WHAT TO DO: Gather all lines containing the string "JSON" and copy them out.

[Stored data entries]
[Begin]

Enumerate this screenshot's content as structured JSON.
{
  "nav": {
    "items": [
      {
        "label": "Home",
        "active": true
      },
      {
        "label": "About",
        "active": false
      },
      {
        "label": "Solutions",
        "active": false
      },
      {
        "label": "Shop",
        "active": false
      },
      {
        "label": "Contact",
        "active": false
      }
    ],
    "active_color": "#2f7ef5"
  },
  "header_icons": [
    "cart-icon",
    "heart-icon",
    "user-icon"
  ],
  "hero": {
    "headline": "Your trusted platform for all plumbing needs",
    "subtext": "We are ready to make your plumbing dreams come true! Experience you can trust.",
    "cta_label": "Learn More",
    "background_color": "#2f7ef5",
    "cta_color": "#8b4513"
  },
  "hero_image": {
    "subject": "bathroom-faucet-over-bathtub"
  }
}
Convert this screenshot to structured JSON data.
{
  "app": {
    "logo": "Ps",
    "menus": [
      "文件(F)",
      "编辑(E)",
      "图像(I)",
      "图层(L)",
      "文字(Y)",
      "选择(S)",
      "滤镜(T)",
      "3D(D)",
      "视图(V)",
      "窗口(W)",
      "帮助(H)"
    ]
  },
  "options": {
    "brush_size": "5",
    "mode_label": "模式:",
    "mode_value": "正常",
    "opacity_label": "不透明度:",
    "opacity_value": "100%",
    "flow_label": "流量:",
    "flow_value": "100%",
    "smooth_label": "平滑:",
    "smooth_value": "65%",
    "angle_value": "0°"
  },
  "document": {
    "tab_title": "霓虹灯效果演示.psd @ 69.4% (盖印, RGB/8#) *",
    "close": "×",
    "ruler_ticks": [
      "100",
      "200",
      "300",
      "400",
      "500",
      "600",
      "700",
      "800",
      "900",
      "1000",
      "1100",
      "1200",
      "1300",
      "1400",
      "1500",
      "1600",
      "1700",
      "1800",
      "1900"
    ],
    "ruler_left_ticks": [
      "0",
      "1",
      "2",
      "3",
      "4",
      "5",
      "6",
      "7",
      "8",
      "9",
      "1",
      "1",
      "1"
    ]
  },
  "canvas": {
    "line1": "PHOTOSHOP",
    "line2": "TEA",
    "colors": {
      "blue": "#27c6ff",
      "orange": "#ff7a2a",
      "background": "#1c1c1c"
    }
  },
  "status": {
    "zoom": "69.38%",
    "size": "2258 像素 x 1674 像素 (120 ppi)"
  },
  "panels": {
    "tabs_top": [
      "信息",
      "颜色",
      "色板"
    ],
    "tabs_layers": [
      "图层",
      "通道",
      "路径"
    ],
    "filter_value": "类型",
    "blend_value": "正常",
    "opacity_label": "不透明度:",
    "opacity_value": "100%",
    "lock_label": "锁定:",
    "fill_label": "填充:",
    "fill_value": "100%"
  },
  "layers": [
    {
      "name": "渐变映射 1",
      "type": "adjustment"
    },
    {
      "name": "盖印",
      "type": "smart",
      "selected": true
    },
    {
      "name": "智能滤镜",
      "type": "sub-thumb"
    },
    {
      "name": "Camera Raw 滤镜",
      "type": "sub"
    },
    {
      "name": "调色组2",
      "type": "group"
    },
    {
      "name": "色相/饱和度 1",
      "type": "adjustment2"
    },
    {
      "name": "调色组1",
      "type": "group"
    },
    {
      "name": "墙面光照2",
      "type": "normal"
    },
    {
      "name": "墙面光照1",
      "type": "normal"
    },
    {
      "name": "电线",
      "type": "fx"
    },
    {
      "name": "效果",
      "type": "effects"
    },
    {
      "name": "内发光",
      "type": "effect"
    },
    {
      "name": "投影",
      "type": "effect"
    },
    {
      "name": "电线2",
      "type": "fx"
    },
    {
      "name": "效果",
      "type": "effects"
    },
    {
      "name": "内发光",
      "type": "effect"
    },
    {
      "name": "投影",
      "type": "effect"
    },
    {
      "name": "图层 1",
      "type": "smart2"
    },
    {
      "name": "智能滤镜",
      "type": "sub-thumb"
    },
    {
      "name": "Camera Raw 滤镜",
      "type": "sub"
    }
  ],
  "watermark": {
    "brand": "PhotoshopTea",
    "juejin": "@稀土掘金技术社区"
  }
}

[End]

EXPECTED ANSWER:
Enumerate this screenshot's content as structured JSON.
Convert this screenshot to structured JSON data.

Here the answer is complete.